Return every record exactly as written.

(Figure data in JSON)

= = = = =

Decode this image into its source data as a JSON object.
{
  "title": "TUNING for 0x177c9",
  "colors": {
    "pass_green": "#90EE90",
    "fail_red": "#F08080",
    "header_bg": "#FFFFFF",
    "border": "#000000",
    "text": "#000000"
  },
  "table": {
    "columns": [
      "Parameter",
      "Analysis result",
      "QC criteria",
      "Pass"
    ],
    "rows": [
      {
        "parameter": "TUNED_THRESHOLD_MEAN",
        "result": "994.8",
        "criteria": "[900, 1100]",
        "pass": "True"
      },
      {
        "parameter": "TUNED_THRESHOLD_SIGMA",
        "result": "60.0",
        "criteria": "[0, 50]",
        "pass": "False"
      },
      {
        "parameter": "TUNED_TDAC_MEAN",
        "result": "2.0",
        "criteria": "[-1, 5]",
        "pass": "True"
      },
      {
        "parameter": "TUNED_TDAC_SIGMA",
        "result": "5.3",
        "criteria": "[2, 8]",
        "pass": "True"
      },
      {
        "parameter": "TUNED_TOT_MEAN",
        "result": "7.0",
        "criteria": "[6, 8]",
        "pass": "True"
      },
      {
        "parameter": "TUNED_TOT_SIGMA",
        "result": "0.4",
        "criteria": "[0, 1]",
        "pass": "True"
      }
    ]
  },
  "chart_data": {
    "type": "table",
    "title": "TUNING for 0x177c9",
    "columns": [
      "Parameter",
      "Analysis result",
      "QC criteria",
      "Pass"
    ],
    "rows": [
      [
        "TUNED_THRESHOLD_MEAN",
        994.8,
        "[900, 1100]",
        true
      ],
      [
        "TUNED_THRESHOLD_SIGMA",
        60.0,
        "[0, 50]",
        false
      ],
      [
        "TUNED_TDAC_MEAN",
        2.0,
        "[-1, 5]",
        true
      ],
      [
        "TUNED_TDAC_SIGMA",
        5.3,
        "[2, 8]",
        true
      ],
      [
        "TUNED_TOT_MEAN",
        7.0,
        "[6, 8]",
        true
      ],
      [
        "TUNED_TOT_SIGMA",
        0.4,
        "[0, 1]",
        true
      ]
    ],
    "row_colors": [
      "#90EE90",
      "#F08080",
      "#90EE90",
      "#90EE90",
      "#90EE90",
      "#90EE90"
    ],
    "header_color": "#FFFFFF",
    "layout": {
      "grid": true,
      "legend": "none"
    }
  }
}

= = = = =

▶ **ANSWER BELOW**:
Decode this image into its source data as a JSON object.
{
  "title": "TUNING for 0x177c9",
  "colors": {
    "pass_green": "#90EE90",
    "fail_red": "#F08080",
    "header_bg": "#FFFFFF",
    "border": "#000000",
    "text": "#000000"
  },
  "table": {
    "columns": [
      "Parameter",
      "Analysis result",
      "QC criteria",
      "Pass"
    ],
    "rows": [
      {
        "parameter": "TUNED_THRESHOLD_MEAN",
        "result": "994.8",
        "criteria": "[900, 1100]",
        "pass": "True"
      },
      {
        "parameter": "TUNED_THRESHOLD_SIGMA",
        "result": "60.0",
        "criteria": "[0, 50]",
        "pass": "False"
      },
      {
        "parameter": "TUNED_TDAC_MEAN",
        "result": "2.0",
        "criteria": "[-1, 5]",
        "pass": "True"
      },
      {
        "parameter": "TUNED_TDAC_SIGMA",
        "result": "5.3",
        "criteria": "[2, 8]",
        "pass": "True"
      },
      {
        "parameter": "TUNED_TOT_MEAN",
        "result": "7.0",
        "criteria": "[6, 8]",
        "pass": "True"
      },
      {
        "parameter": "TUNED_TOT_SIGMA",
        "result": "0.4",
        "criteria": "[0, 1]",
        "pass": "True"
      }
    ]
  },
  "chart_data": {
    "type": "table",
    "title": "TUNING for 0x177c9",
    "columns": [
      "Parameter",
      "Analysis result",
      "QC criteria",
      "Pass"
    ],
    "rows": [
      [
        "TUNED_THRESHOLD_MEAN",
        994.8,
        "[900, 1100]",
        true
      ],
      [
        "TUNED_THRESHOLD_SIGMA",
        60.0,
        "[0, 50]",
        false
      ],
      [
        "TUNED_TDAC_MEAN",
        2.0,
        "[-1, 5]",
        true
      ],
      [
        "TUNED_TDAC_SIGMA",
        5.3,
        "[2, 8]",
        true
      ],
      [
        "TUNED_TOT_MEAN",
        7.0,
        "[6, 8]",
        true
      ],
      [
        "TUNED_TOT_SIGMA",
        0.4,
        "[0, 1]",
        true
      ]
    ],
    "row_colors": [
      "#90EE90",
      "#F08080",
      "#90EE90",
      "#90EE90",
      "#90EE90",
      "#90EE90"
    ],
    "header_color": "#FFFFFF",
    "layout": {
      "grid": true,
      "legend": "none"
    }
  }
}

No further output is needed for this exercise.